_WHAT YOU NEED TO DO_.
Check each line of the material. Copy those containing "name".

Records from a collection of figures
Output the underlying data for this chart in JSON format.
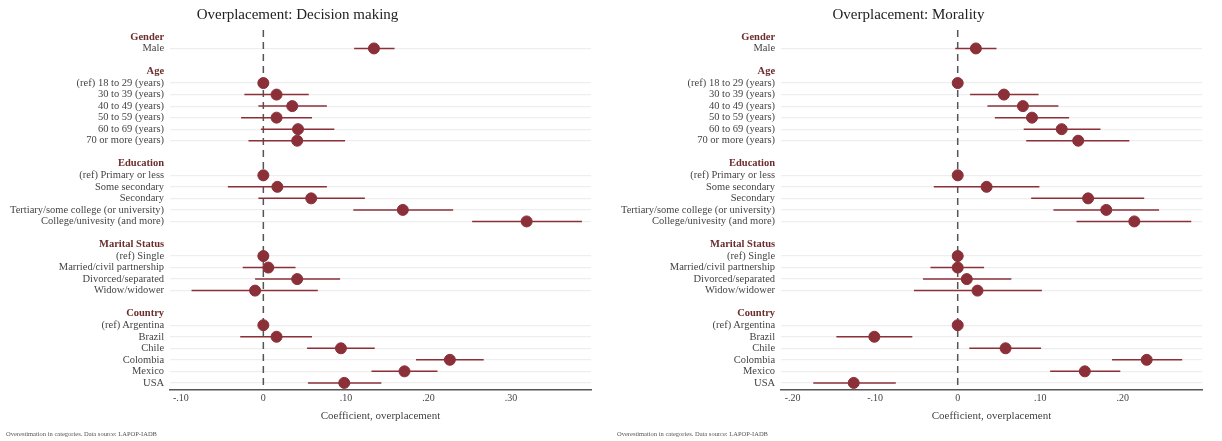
{
  "chart_data": [
    {
      "type": "scatter",
      "orientation": "horizontal",
      "title": "Overplacement: Decision making",
      "xlabel": "Coefficient, overplacement",
      "categories": [
        "Gender",
        "Male",
        null,
        "Age",
        "(ref) 18 to 29 (years)",
        "30 to 39 (years)",
        "40 to 49 (years)",
        "50 to 59 (years)",
        "60 to 69 (years)",
        "70 or more (years)",
        null,
        "Education",
        "(ref) Primary or less",
        "Some secondary",
        "Secondary",
        "Tertiary/some college (or university)",
        "College/univesity (and more)",
        null,
        "Marital Status",
        "(ref) Single",
        "Married/civil partnership",
        "Divorced/separated",
        "Widow/widower",
        null,
        "Country",
        "(ref) Argentina",
        "Brazil",
        "Chile",
        "Colombia",
        "Mexico",
        "USA"
      ],
      "series": [
        {
          "color": "#8b3038",
          "values": [
            null,
            0.134,
            null,
            null,
            0,
            0.016,
            0.035,
            0.016,
            0.042,
            0.041,
            null,
            null,
            0,
            0.017,
            0.058,
            0.169,
            0.319,
            null,
            null,
            0,
            0.006,
            0.041,
            -0.01,
            null,
            null,
            0,
            0.016,
            0.094,
            0.226,
            0.171,
            0.098
          ],
          "errors": [
            null,
            [
              0.11,
              0.159
            ],
            null,
            null,
            null,
            [
              -0.023,
              0.055
            ],
            [
              -0.006,
              0.077
            ],
            [
              -0.027,
              0.059
            ],
            [
              -0.003,
              0.086
            ],
            [
              -0.018,
              0.099
            ],
            null,
            null,
            null,
            [
              -0.043,
              0.077
            ],
            [
              -0.006,
              0.123
            ],
            [
              0.109,
              0.23
            ],
            [
              0.253,
              0.386
            ],
            null,
            null,
            null,
            [
              -0.025,
              0.039
            ],
            [
              -0.01,
              0.093
            ],
            [
              -0.087,
              0.066
            ],
            null,
            null,
            null,
            [
              -0.028,
              0.059
            ],
            [
              0.053,
              0.135
            ],
            [
              0.185,
              0.267
            ],
            [
              0.131,
              0.211
            ],
            [
              0.054,
              0.143
            ]
          ]
        }
      ],
      "xlim": [
        -0.113,
        0.397
      ],
      "xticks": [
        {
          "value": -0.1,
          "label": "-.10"
        },
        0,
        {
          "value": 0.1,
          "label": ".10"
        },
        {
          "value": 0.2,
          "label": ".20"
        },
        {
          "value": 0.3,
          "label": ".30"
        }
      ],
      "ref_lines": [
        {
          "axis": "x",
          "value": 0,
          "color": "#555555",
          "line_style": "dashed"
        }
      ],
      "grid": "y",
      "legend": false,
      "marker": "circle",
      "annotations": [
        "Overestimation in categories. Data source: LAPOP-IADB"
      ]
    },
    {
      "type": "scatter",
      "orientation": "horizontal",
      "title": "Overplacement: Morality",
      "xlabel": "Coefficient, overplacement",
      "categories": [
        "Gender",
        "Male",
        null,
        "Age",
        "(ref) 18 to 29 (years)",
        "30 to 39 (years)",
        "40 to 49 (years)",
        "50 to 59 (years)",
        "60 to 69 (years)",
        "70 or more (years)",
        null,
        "Education",
        "(ref) Primary or less",
        "Some secondary",
        "Secondary",
        "Tertiary/some college (or university)",
        "College/univesity (and more)",
        null,
        "Marital Status",
        "(ref) Single",
        "Married/civil partnership",
        "Divorced/separated",
        "Widow/widower",
        null,
        "Country",
        "(ref) Argentina",
        "Brazil",
        "Chile",
        "Colombia",
        "Mexico",
        "USA"
      ],
      "series": [
        {
          "color": "#8b3038",
          "values": [
            null,
            0.022,
            null,
            null,
            0,
            0.056,
            0.079,
            0.09,
            0.126,
            0.146,
            null,
            null,
            0,
            0.035,
            0.158,
            0.18,
            0.214,
            null,
            null,
            0,
            0,
            0.011,
            0.024,
            null,
            null,
            0,
            -0.101,
            0.058,
            0.229,
            0.154,
            -0.126
          ],
          "errors": [
            null,
            [
              -0.003,
              0.047
            ],
            null,
            null,
            null,
            [
              0.015,
              0.098
            ],
            [
              0.036,
              0.122
            ],
            [
              0.045,
              0.135
            ],
            [
              0.08,
              0.173
            ],
            [
              0.083,
              0.208
            ],
            null,
            null,
            null,
            [
              -0.029,
              0.099
            ],
            [
              0.089,
              0.226
            ],
            [
              0.116,
              0.244
            ],
            [
              0.144,
              0.283
            ],
            null,
            null,
            null,
            [
              -0.033,
              0.032
            ],
            [
              -0.042,
              0.065
            ],
            [
              -0.053,
              0.102
            ],
            null,
            null,
            null,
            [
              -0.147,
              -0.055
            ],
            [
              0.014,
              0.101
            ],
            [
              0.187,
              0.272
            ],
            [
              0.112,
              0.197
            ],
            [
              -0.175,
              -0.075
            ]
          ]
        }
      ],
      "xlim": [
        -0.214,
        0.296
      ],
      "xticks": [
        {
          "value": -0.2,
          "label": "-.20"
        },
        {
          "value": -0.1,
          "label": "-.10"
        },
        0,
        {
          "value": 0.1,
          "label": ".10"
        },
        {
          "value": 0.2,
          "label": ".20"
        }
      ],
      "ref_lines": [
        {
          "axis": "x",
          "value": 0,
          "color": "#555555",
          "line_style": "dashed"
        }
      ],
      "grid": "y",
      "legend": false,
      "marker": "circle",
      "annotations": [
        "Overestimation in categories. Data source: LAPOP-IADB"
      ]
    }
  ]
}
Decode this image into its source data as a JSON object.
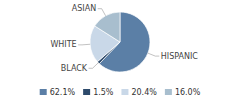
{
  "chart_data": {
    "type": "pie",
    "categories": [
      "HISPANIC",
      "BLACK",
      "WHITE",
      "ASIAN"
    ],
    "values": [
      62.1,
      1.5,
      20.4,
      16.0
    ],
    "value_labels": [
      "62.1%",
      "1.5%",
      "20.4%",
      "16.0%"
    ],
    "colors": [
      "#5b7fa6",
      "#2d4a6b",
      "#c9d8e8",
      "#a8bece"
    ],
    "legend": "bottom"
  }
}
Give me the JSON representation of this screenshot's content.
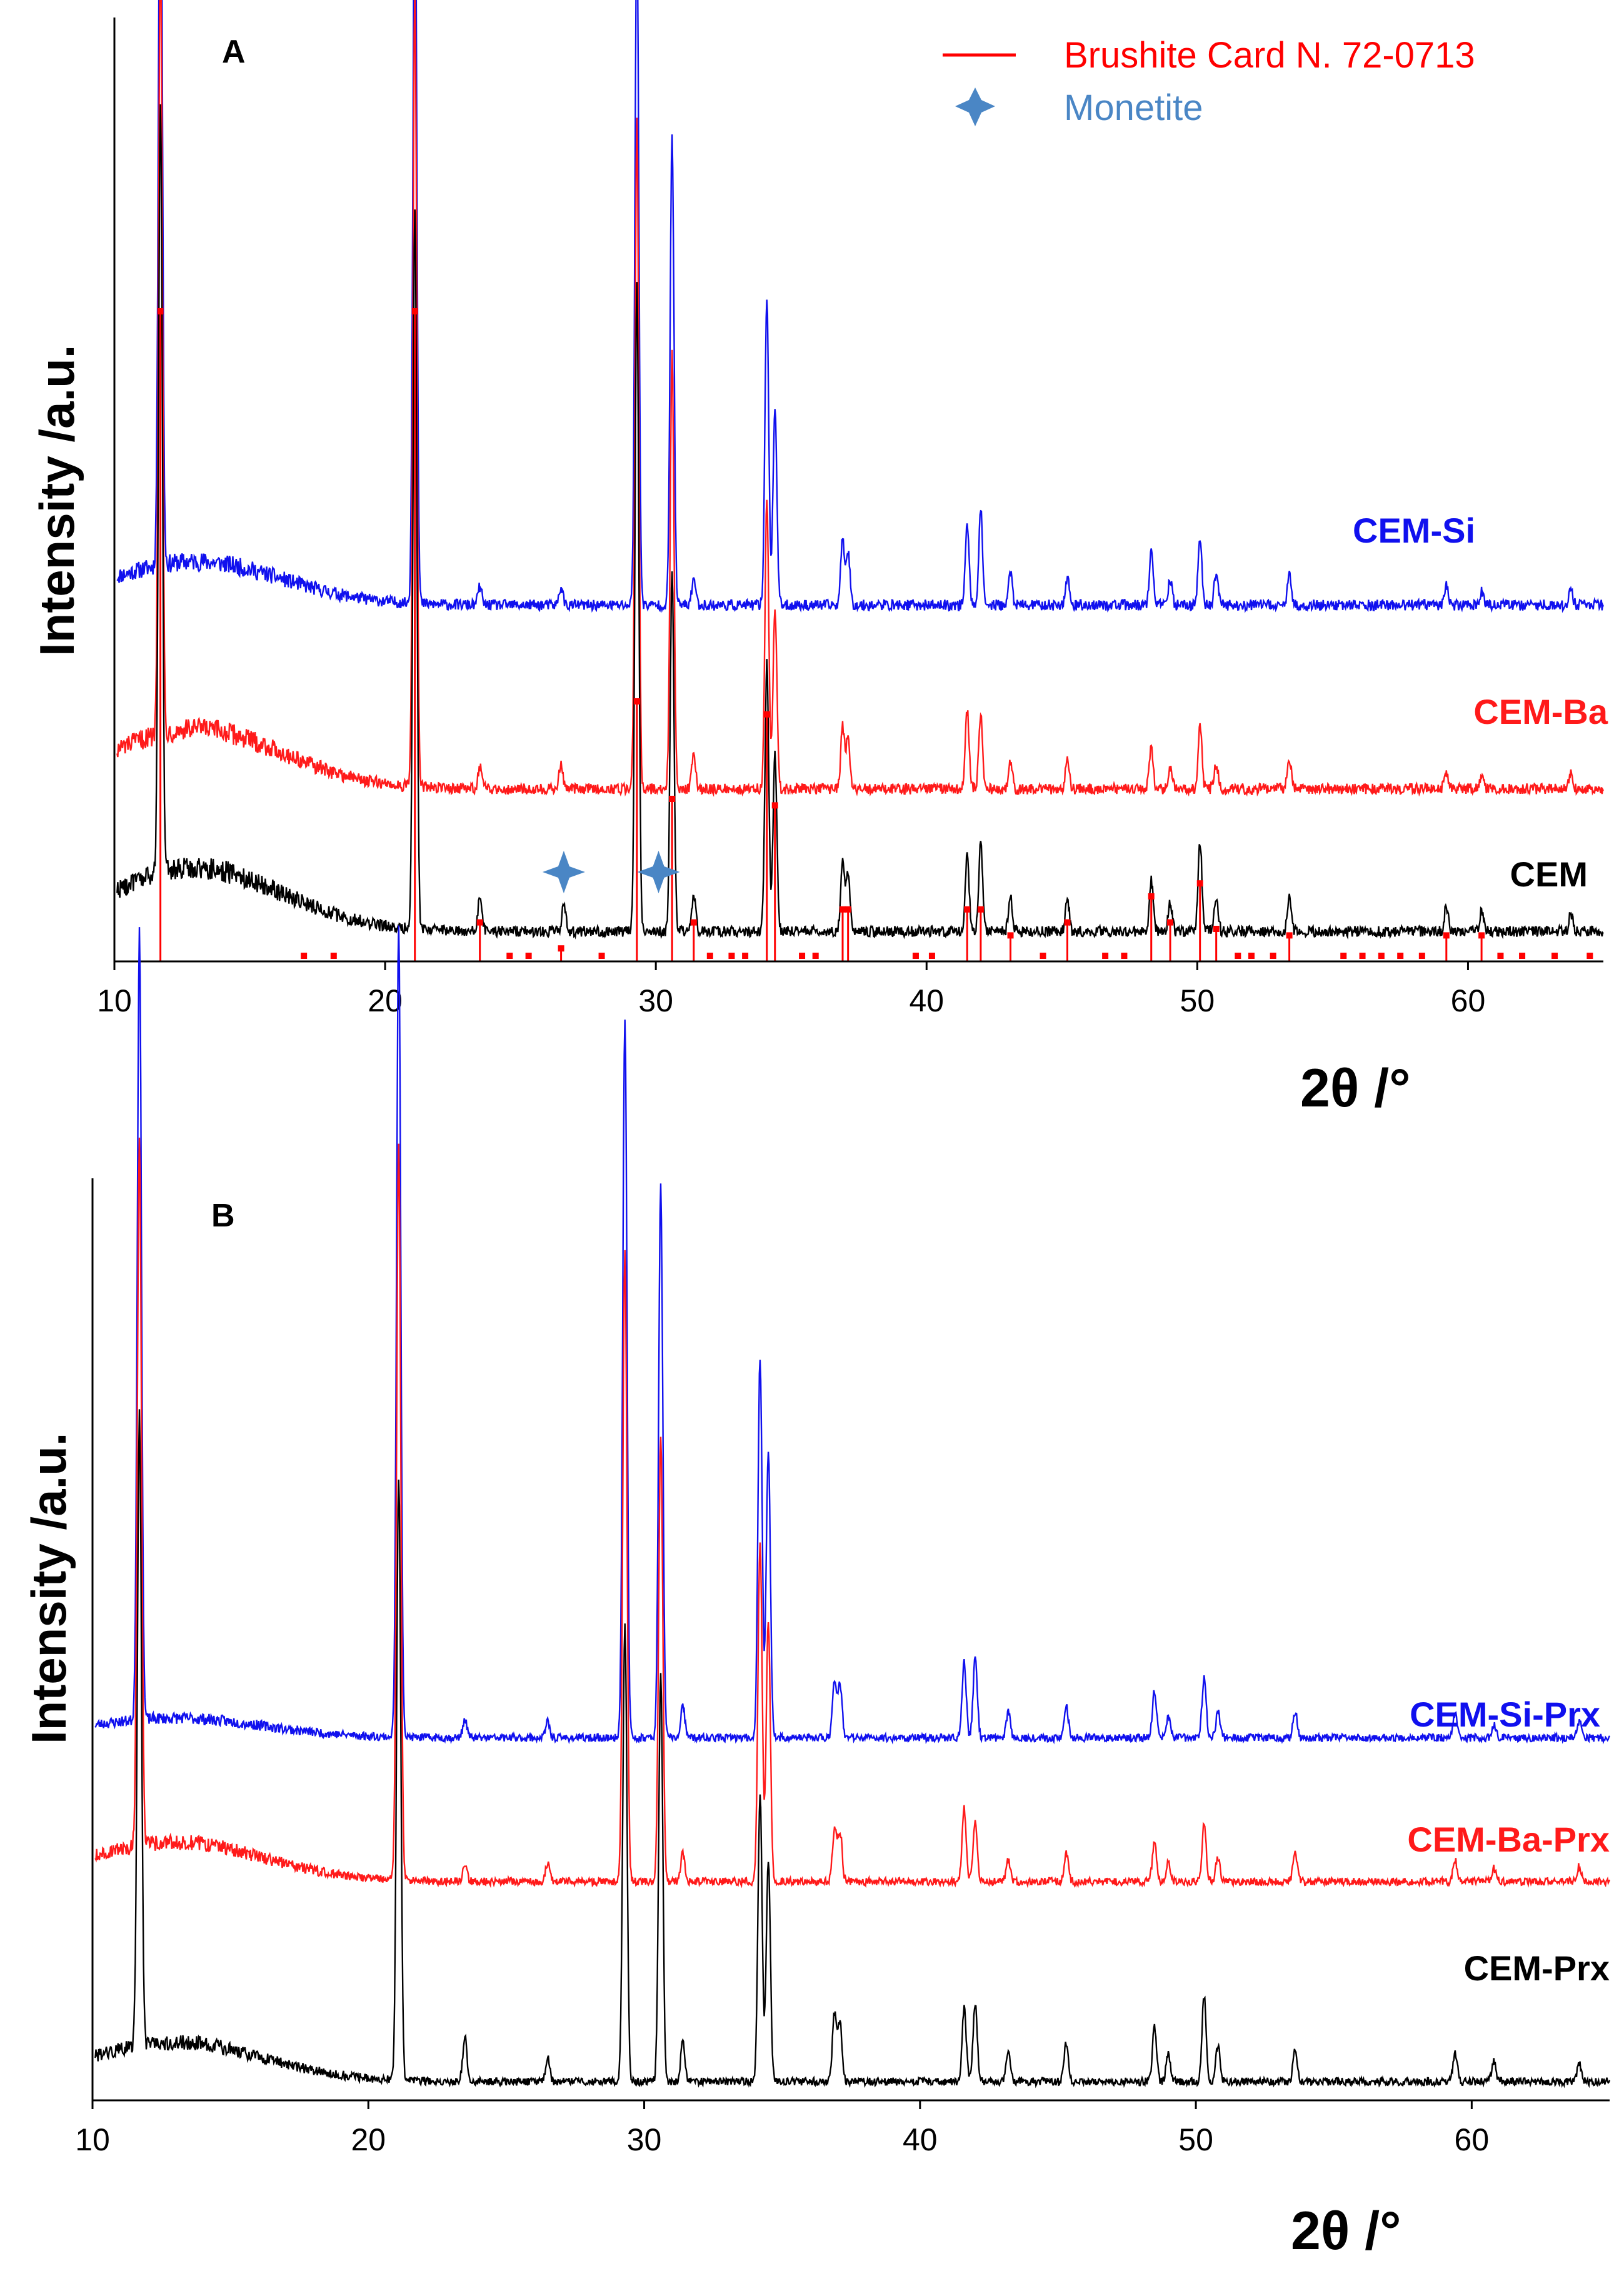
{
  "chart_data": [
    {
      "panel": "A",
      "type": "line",
      "xlabel": "2θ /°",
      "ylabel": "Intensity /a.u.",
      "xlim": [
        10,
        65
      ],
      "xticks": [
        10,
        20,
        30,
        40,
        50,
        60
      ],
      "legend": {
        "position": "top-right",
        "items": [
          {
            "label": "Brushite Card N. 72-0713",
            "marker": "line",
            "color": "#ff0000"
          },
          {
            "label": "Monetite",
            "marker": "star",
            "color": "#4a86c5"
          }
        ]
      },
      "series": [
        {
          "name": "CEM-Si",
          "color": "#1010ee",
          "offset": 2.0,
          "scale": 1.0,
          "halo_amp": 0.24,
          "peaks": [
            [
              11.7,
              4.5
            ],
            [
              21.1,
              4.3
            ],
            [
              23.5,
              0.1
            ],
            [
              26.5,
              0.1
            ],
            [
              29.3,
              3.8
            ],
            [
              30.6,
              2.6
            ],
            [
              31.4,
              0.15
            ],
            [
              34.1,
              1.7
            ],
            [
              34.4,
              1.1
            ],
            [
              36.9,
              0.36
            ],
            [
              37.1,
              0.3
            ],
            [
              41.5,
              0.44
            ],
            [
              42.0,
              0.52
            ],
            [
              43.1,
              0.18
            ],
            [
              45.2,
              0.16
            ],
            [
              48.3,
              0.3
            ],
            [
              49.0,
              0.14
            ],
            [
              50.1,
              0.38
            ],
            [
              50.7,
              0.18
            ],
            [
              53.4,
              0.16
            ],
            [
              59.2,
              0.12
            ],
            [
              60.5,
              0.08
            ],
            [
              63.8,
              0.08
            ]
          ]
        },
        {
          "name": "CEM-Ba",
          "color": "#ff1a1a",
          "offset": 1.0,
          "scale": 1.0,
          "halo_amp": 0.33,
          "peaks": [
            [
              11.7,
              4.4
            ],
            [
              21.1,
              4.4
            ],
            [
              23.5,
              0.12
            ],
            [
              26.5,
              0.14
            ],
            [
              29.3,
              3.7
            ],
            [
              30.6,
              2.4
            ],
            [
              31.4,
              0.2
            ],
            [
              34.1,
              1.6
            ],
            [
              34.4,
              1.0
            ],
            [
              36.9,
              0.34
            ],
            [
              37.1,
              0.28
            ],
            [
              41.5,
              0.44
            ],
            [
              42.0,
              0.4
            ],
            [
              43.1,
              0.14
            ],
            [
              45.2,
              0.15
            ],
            [
              48.3,
              0.22
            ],
            [
              49.0,
              0.12
            ],
            [
              50.1,
              0.36
            ],
            [
              50.7,
              0.14
            ],
            [
              53.4,
              0.16
            ],
            [
              59.2,
              0.1
            ],
            [
              60.5,
              0.08
            ],
            [
              63.8,
              0.1
            ]
          ]
        },
        {
          "name": "CEM",
          "color": "#000000",
          "offset": 0.0,
          "scale": 1.0,
          "halo_amp": 0.35,
          "peaks": [
            [
              11.7,
              4.3
            ],
            [
              21.1,
              4.0
            ],
            [
              23.5,
              0.2
            ],
            [
              26.6,
              0.16
            ],
            [
              29.3,
              3.6
            ],
            [
              30.6,
              2.0
            ],
            [
              31.4,
              0.2
            ],
            [
              34.1,
              1.5
            ],
            [
              34.4,
              1.0
            ],
            [
              36.9,
              0.4
            ],
            [
              37.1,
              0.32
            ],
            [
              41.5,
              0.44
            ],
            [
              42.0,
              0.48
            ],
            [
              43.1,
              0.2
            ],
            [
              45.2,
              0.18
            ],
            [
              48.3,
              0.28
            ],
            [
              49.0,
              0.16
            ],
            [
              50.1,
              0.5
            ],
            [
              50.7,
              0.2
            ],
            [
              53.4,
              0.2
            ],
            [
              59.2,
              0.14
            ],
            [
              60.5,
              0.12
            ],
            [
              63.8,
              0.1
            ]
          ]
        }
      ],
      "reference_sticks": {
        "name": "Brushite Card N. 72-0713",
        "color": "#ff0000",
        "positions": [
          11.7,
          21.1,
          23.5,
          26.5,
          29.3,
          30.6,
          31.4,
          34.1,
          34.4,
          36.9,
          37.1,
          41.5,
          42.0,
          43.1,
          45.2,
          48.3,
          49.0,
          50.1,
          50.7,
          53.4,
          59.2,
          60.5
        ],
        "intensities": [
          100,
          100,
          6,
          2,
          40,
          25,
          6,
          38,
          24,
          8,
          8,
          8,
          8,
          4,
          6,
          10,
          6,
          12,
          5,
          4,
          4,
          4
        ],
        "minor_positions": [
          17.0,
          18.1,
          24.6,
          25.3,
          28.0,
          32.0,
          32.8,
          33.3,
          35.4,
          35.9,
          39.6,
          40.2,
          44.3,
          46.6,
          47.3,
          51.5,
          52.0,
          52.8,
          55.4,
          56.1,
          56.8,
          57.5,
          58.3,
          61.2,
          62.0,
          63.2,
          64.5
        ]
      },
      "monetite_markers": [
        26.6,
        30.1
      ],
      "series_labels": [
        "CEM-Si",
        "CEM-Ba",
        "CEM"
      ]
    },
    {
      "panel": "B",
      "type": "line",
      "xlabel": "2θ /°",
      "ylabel": "Intensity /a.u.",
      "xlim": [
        10,
        65
      ],
      "xticks": [
        10,
        20,
        30,
        40,
        50,
        60
      ],
      "series": [
        {
          "name": "CEM-Si-Prx",
          "color": "#1010ee",
          "offset": 2.0,
          "scale": 1.0,
          "halo_amp": 0.15,
          "peaks": [
            [
              11.7,
              6.0
            ],
            [
              21.1,
              6.2
            ],
            [
              23.5,
              0.14
            ],
            [
              26.5,
              0.12
            ],
            [
              29.3,
              5.5
            ],
            [
              30.6,
              4.2
            ],
            [
              31.4,
              0.24
            ],
            [
              34.2,
              2.9
            ],
            [
              34.5,
              2.2
            ],
            [
              36.9,
              0.44
            ],
            [
              37.1,
              0.4
            ],
            [
              41.6,
              0.58
            ],
            [
              42.0,
              0.6
            ],
            [
              43.2,
              0.2
            ],
            [
              45.3,
              0.24
            ],
            [
              48.5,
              0.36
            ],
            [
              49.0,
              0.16
            ],
            [
              50.3,
              0.46
            ],
            [
              50.8,
              0.2
            ],
            [
              53.6,
              0.2
            ],
            [
              59.4,
              0.18
            ],
            [
              60.8,
              0.1
            ],
            [
              63.9,
              0.12
            ]
          ]
        },
        {
          "name": "CEM-Ba-Prx",
          "color": "#ff1a1a",
          "offset": 1.0,
          "scale": 1.0,
          "halo_amp": 0.3,
          "peaks": [
            [
              11.7,
              5.4
            ],
            [
              21.1,
              5.6
            ],
            [
              23.5,
              0.12
            ],
            [
              26.5,
              0.14
            ],
            [
              29.3,
              4.8
            ],
            [
              30.6,
              3.4
            ],
            [
              31.4,
              0.22
            ],
            [
              34.2,
              2.6
            ],
            [
              34.5,
              2.0
            ],
            [
              36.9,
              0.4
            ],
            [
              37.1,
              0.38
            ],
            [
              41.6,
              0.56
            ],
            [
              42.0,
              0.44
            ],
            [
              43.2,
              0.16
            ],
            [
              45.3,
              0.22
            ],
            [
              48.5,
              0.3
            ],
            [
              49.0,
              0.14
            ],
            [
              50.3,
              0.44
            ],
            [
              50.8,
              0.18
            ],
            [
              53.6,
              0.22
            ],
            [
              59.4,
              0.16
            ],
            [
              60.8,
              0.1
            ],
            [
              63.9,
              0.12
            ]
          ]
        },
        {
          "name": "CEM-Prx",
          "color": "#000000",
          "offset": 0.0,
          "scale": 1.0,
          "halo_amp": 0.3,
          "peaks": [
            [
              11.7,
              4.8
            ],
            [
              21.1,
              4.6
            ],
            [
              23.5,
              0.34
            ],
            [
              26.5,
              0.18
            ],
            [
              29.3,
              3.5
            ],
            [
              30.6,
              3.1
            ],
            [
              31.4,
              0.3
            ],
            [
              34.2,
              2.2
            ],
            [
              34.5,
              1.7
            ],
            [
              36.9,
              0.52
            ],
            [
              37.1,
              0.44
            ],
            [
              41.6,
              0.56
            ],
            [
              42.0,
              0.6
            ],
            [
              43.2,
              0.24
            ],
            [
              45.3,
              0.3
            ],
            [
              48.5,
              0.42
            ],
            [
              49.0,
              0.22
            ],
            [
              50.3,
              0.66
            ],
            [
              50.8,
              0.28
            ],
            [
              53.6,
              0.24
            ],
            [
              59.4,
              0.22
            ],
            [
              60.8,
              0.16
            ],
            [
              63.9,
              0.14
            ]
          ]
        }
      ],
      "series_labels": [
        "CEM-Si-Prx",
        "CEM-Ba-Prx",
        "CEM-Prx"
      ]
    }
  ]
}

_ANSWER TO THE TASK_.
          "name": "CEM-Si",
          "name": "CEM-Ba",
          "name": "CEM",
        "name": "Brushite Card N. 72-0713",
          "name": "CEM-Si-Prx",
          "name": "CEM-Ba-Prx",
          "name": "CEM-Prx",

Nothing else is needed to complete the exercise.